**What is being asked:**
Find each line holding the word "source" and give the total alone.

**Input records:**
● ● ● ● ● ● ●
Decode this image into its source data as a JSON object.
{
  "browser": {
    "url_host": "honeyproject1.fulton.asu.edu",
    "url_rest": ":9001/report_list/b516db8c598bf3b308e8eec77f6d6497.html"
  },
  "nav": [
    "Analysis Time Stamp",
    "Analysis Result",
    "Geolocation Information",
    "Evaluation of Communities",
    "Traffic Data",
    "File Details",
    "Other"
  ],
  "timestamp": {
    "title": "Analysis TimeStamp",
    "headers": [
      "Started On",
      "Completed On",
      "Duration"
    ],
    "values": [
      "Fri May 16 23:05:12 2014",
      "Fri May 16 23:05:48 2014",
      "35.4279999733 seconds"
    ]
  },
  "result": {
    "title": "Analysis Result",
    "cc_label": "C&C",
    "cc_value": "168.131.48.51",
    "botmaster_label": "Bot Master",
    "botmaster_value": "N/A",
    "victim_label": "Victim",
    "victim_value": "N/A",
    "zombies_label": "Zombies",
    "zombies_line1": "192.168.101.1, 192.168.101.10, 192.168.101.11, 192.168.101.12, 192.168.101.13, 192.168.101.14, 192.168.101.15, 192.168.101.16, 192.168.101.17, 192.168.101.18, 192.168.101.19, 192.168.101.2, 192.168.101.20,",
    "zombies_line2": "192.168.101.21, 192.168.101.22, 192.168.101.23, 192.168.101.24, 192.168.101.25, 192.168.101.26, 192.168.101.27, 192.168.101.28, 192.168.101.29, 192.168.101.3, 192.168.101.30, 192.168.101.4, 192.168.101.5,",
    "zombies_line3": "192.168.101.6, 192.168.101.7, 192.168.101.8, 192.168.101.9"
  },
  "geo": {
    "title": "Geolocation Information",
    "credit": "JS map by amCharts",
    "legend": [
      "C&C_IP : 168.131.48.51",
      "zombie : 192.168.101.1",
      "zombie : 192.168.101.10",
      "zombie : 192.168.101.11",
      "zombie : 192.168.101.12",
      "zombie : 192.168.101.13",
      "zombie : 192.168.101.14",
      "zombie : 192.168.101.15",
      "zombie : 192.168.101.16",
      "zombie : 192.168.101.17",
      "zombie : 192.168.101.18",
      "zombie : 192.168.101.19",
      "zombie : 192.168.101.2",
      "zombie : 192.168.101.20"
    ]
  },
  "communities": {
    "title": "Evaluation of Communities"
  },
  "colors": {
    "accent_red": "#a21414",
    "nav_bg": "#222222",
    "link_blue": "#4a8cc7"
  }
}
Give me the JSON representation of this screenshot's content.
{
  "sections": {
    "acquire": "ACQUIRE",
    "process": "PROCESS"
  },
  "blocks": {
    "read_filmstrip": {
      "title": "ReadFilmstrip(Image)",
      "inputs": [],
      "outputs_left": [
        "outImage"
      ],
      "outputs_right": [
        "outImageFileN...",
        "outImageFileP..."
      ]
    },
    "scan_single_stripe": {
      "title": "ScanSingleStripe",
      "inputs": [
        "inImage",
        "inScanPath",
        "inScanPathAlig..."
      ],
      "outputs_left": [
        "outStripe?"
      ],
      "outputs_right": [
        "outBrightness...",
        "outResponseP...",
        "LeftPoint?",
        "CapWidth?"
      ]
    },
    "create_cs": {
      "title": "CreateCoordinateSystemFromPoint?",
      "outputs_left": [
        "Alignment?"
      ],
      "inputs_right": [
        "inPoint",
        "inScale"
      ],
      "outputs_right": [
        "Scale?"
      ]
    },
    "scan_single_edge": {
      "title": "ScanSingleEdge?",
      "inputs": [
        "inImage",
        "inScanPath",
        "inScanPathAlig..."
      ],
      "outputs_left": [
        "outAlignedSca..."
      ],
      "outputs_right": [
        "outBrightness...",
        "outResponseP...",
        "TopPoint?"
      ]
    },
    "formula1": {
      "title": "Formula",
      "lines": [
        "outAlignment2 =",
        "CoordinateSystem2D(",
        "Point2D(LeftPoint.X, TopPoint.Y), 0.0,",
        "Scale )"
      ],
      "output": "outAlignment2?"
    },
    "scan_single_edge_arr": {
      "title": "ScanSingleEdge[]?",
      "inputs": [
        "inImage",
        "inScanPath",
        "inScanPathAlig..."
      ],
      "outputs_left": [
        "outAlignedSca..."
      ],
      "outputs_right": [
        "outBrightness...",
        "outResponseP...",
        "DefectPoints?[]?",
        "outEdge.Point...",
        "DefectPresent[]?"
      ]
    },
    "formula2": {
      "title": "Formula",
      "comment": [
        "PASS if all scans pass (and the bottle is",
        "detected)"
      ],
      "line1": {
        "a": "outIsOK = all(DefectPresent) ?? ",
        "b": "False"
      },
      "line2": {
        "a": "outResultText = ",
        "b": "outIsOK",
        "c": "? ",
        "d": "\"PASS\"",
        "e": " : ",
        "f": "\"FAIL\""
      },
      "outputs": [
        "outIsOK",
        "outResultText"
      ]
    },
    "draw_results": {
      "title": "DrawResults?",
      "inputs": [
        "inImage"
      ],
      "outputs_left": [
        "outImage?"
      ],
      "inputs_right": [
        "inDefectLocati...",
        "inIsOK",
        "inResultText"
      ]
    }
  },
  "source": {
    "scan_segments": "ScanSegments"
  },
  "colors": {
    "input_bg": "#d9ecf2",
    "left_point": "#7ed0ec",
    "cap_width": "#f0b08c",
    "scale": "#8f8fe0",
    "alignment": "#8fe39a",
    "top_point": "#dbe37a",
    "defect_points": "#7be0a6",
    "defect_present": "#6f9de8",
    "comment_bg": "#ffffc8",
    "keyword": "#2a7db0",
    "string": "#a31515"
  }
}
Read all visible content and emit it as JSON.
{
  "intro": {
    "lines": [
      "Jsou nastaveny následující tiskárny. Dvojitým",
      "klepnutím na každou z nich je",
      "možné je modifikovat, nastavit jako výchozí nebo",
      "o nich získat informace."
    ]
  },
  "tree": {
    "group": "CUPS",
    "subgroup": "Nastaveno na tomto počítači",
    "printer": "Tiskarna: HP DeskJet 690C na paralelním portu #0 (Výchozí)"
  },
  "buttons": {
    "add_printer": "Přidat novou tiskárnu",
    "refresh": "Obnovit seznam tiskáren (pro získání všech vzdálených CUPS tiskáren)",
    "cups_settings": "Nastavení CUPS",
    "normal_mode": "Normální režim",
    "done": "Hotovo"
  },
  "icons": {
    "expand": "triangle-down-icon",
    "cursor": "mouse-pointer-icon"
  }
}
● ● ● ● ● ● ●
**The output:**
2